### [Work instructions]
Each line that holds the word "BUSHING" is to be identified and copied.

### [Supplied records]
--- start ---

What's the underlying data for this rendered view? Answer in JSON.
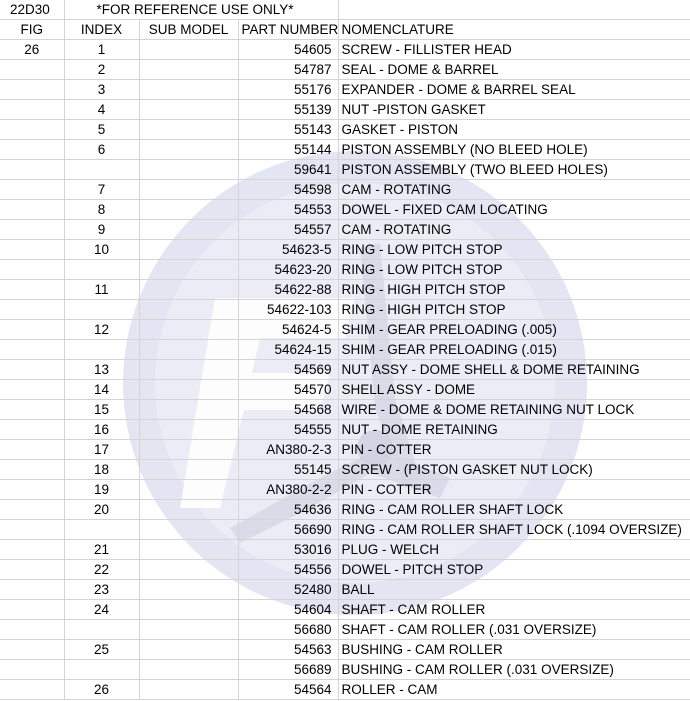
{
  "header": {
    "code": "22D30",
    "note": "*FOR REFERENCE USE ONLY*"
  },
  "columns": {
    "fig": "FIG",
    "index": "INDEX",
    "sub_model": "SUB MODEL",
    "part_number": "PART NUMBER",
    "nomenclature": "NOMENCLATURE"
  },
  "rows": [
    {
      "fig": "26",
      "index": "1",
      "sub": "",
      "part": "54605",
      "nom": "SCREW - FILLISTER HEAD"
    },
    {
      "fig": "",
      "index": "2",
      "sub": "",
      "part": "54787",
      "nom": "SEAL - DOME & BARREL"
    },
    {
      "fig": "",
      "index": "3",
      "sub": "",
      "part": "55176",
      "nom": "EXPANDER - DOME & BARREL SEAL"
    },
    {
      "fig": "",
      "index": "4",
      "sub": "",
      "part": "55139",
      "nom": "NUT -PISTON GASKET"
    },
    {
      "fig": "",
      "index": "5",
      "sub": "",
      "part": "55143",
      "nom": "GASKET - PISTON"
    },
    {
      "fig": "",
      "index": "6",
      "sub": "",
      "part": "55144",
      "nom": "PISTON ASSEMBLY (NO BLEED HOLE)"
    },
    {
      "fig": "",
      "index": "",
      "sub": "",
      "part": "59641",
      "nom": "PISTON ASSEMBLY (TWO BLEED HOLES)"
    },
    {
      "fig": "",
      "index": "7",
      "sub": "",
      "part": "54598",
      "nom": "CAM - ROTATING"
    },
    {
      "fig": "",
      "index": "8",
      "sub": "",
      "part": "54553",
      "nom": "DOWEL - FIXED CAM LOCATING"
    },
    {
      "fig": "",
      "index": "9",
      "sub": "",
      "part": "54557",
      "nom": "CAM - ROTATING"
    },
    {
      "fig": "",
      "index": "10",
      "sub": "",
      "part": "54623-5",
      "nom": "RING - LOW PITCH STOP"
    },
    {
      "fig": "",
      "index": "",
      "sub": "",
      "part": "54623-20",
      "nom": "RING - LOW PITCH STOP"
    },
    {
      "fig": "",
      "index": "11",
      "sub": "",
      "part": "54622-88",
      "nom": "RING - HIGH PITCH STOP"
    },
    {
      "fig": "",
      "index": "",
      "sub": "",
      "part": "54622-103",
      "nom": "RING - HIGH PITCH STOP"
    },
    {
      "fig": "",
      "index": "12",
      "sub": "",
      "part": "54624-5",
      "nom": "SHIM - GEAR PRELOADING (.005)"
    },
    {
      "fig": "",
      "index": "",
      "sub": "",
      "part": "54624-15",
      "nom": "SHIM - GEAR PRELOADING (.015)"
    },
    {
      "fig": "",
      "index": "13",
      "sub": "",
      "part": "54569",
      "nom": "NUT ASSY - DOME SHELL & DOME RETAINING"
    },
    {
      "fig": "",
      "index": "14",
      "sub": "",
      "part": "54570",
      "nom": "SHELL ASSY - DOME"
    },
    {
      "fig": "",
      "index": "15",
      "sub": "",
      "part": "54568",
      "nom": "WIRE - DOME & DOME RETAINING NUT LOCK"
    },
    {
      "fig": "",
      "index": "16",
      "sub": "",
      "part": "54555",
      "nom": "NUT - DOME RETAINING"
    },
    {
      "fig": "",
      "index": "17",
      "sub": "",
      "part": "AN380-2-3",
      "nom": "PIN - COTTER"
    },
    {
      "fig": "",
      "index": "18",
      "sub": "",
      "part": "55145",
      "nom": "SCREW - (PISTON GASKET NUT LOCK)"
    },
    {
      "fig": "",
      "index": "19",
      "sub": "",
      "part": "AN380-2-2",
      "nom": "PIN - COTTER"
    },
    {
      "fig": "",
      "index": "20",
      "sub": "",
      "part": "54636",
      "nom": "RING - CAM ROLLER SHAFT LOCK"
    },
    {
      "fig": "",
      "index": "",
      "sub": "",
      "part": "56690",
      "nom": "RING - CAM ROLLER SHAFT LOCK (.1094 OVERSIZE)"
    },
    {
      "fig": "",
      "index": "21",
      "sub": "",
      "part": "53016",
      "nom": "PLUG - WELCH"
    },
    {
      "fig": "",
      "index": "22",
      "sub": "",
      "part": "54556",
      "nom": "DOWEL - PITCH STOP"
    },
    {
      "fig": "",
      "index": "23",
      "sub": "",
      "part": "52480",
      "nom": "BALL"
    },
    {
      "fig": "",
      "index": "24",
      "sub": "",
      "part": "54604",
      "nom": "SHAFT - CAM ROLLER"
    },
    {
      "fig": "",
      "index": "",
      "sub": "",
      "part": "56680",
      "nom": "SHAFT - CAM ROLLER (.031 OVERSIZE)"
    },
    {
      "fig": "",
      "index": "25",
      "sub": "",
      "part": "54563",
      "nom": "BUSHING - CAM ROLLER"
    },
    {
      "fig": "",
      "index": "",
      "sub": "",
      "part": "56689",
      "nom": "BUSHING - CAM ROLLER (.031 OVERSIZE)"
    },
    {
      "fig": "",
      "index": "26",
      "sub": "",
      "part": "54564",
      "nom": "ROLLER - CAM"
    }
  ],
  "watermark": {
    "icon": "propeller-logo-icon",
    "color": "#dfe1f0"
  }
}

--- end ---
--- start ---

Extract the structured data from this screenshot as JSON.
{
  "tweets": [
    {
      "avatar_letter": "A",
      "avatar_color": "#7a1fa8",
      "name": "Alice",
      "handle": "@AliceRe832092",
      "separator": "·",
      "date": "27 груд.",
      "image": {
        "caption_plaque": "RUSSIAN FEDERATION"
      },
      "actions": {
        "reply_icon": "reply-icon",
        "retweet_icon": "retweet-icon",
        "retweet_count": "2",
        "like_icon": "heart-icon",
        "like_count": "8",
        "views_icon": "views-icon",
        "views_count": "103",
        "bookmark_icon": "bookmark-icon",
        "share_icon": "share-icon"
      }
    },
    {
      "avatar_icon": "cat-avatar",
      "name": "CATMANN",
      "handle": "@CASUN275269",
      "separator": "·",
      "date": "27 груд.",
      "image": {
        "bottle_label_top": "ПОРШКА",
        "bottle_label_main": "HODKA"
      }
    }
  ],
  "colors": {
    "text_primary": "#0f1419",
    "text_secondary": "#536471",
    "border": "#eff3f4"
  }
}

--- end ---
--- start ---

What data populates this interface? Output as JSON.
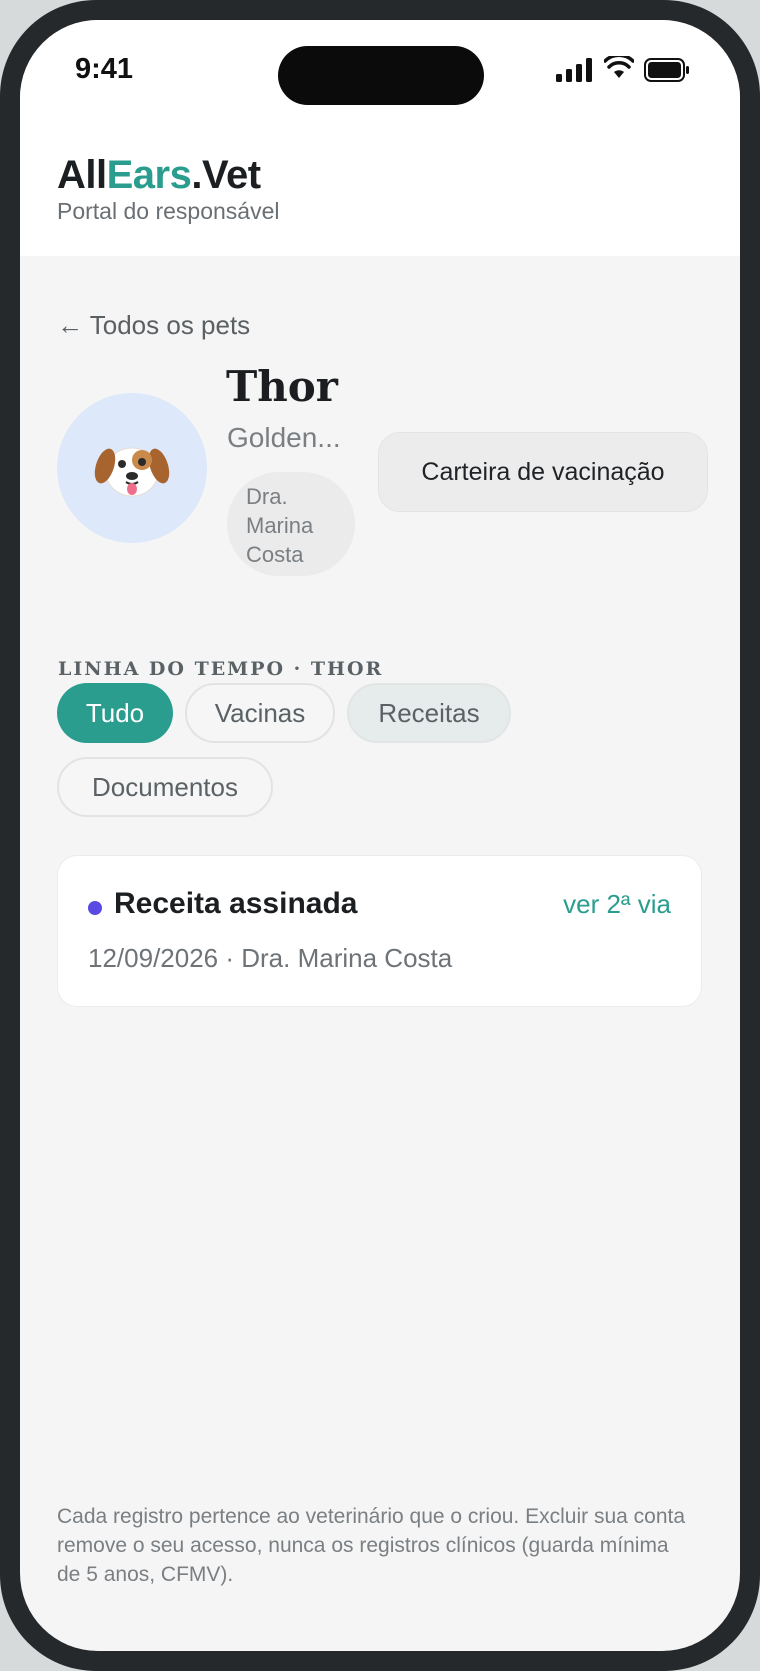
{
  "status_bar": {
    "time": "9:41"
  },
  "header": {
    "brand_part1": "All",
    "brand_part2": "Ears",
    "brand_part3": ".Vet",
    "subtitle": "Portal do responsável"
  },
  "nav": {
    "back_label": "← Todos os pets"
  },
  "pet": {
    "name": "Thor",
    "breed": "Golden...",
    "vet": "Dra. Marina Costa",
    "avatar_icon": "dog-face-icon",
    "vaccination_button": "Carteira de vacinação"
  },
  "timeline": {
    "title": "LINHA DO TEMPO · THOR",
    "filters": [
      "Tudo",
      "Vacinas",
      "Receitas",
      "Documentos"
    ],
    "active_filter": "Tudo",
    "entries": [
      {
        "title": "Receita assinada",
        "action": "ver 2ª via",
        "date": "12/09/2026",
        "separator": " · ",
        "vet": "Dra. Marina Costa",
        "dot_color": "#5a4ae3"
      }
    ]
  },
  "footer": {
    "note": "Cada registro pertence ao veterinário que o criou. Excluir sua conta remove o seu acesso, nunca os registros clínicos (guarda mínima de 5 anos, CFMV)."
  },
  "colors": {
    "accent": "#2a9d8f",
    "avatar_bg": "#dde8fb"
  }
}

--- end ---

### [Answer to this problem]
      "nom": "BUSHING - CAM ROLLER"
      "nom": "BUSHING - CAM ROLLER (.031 OVERSIZE)"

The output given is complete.